WHAT YOU NEED TO DO: For the data below, report the number of lines that contain the string "name" and nothing else.

+++ PROVIDED INFORMATION

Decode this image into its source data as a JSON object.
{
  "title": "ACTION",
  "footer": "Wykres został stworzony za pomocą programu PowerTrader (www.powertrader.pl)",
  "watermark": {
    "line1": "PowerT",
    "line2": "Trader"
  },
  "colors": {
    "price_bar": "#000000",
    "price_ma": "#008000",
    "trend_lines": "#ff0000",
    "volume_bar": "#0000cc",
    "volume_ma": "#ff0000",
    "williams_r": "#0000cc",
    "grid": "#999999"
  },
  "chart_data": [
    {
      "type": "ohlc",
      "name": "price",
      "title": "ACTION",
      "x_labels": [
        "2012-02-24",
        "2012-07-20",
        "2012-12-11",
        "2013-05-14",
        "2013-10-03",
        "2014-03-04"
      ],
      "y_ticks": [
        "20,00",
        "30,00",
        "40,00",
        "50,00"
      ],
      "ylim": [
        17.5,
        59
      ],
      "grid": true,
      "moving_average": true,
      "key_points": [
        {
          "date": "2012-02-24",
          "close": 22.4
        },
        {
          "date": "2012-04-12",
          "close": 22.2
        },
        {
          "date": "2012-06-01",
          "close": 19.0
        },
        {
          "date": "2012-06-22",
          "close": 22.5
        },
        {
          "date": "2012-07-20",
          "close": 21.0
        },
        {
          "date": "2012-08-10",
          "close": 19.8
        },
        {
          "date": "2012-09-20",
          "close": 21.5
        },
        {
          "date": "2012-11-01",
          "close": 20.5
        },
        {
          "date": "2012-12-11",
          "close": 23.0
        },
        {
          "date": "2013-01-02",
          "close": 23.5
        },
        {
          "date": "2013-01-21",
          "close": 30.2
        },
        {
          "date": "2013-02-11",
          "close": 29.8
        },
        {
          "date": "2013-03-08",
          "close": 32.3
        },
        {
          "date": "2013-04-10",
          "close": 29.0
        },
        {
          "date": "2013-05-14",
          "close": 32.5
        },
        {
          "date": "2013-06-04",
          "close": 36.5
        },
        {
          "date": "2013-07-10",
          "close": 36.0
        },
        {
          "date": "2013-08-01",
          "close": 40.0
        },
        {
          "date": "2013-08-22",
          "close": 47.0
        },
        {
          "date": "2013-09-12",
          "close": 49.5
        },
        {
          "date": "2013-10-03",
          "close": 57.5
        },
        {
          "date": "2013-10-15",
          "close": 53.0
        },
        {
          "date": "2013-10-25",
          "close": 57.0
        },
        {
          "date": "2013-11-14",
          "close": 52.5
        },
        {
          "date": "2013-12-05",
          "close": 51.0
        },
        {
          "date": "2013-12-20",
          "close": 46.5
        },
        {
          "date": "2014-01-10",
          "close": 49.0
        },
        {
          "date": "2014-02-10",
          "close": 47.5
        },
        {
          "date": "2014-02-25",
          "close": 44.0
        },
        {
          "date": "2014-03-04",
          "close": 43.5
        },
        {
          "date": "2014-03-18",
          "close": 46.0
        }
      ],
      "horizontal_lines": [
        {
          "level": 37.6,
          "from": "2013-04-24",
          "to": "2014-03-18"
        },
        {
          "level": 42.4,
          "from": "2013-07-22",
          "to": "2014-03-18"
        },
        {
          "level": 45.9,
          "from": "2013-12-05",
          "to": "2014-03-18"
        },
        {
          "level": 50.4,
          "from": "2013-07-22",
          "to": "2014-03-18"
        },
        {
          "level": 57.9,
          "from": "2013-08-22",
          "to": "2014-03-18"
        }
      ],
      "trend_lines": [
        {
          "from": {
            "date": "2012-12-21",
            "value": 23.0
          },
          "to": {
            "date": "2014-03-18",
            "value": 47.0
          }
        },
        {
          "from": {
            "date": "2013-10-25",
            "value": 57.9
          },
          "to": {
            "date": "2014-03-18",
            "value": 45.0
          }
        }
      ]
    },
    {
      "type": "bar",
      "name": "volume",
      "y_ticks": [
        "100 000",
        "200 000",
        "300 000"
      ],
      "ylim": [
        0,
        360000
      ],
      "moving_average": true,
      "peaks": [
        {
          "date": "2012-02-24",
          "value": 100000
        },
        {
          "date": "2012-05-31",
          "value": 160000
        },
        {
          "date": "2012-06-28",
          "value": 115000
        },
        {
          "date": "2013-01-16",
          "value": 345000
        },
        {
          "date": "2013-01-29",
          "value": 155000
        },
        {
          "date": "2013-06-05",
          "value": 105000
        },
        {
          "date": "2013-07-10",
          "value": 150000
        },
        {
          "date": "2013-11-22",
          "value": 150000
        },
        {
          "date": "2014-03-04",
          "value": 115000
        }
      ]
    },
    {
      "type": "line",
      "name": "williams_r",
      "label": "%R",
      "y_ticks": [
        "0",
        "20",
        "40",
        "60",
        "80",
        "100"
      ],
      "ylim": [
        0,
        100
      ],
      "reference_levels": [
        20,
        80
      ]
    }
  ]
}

++++++

WRITTEN REPLY: 3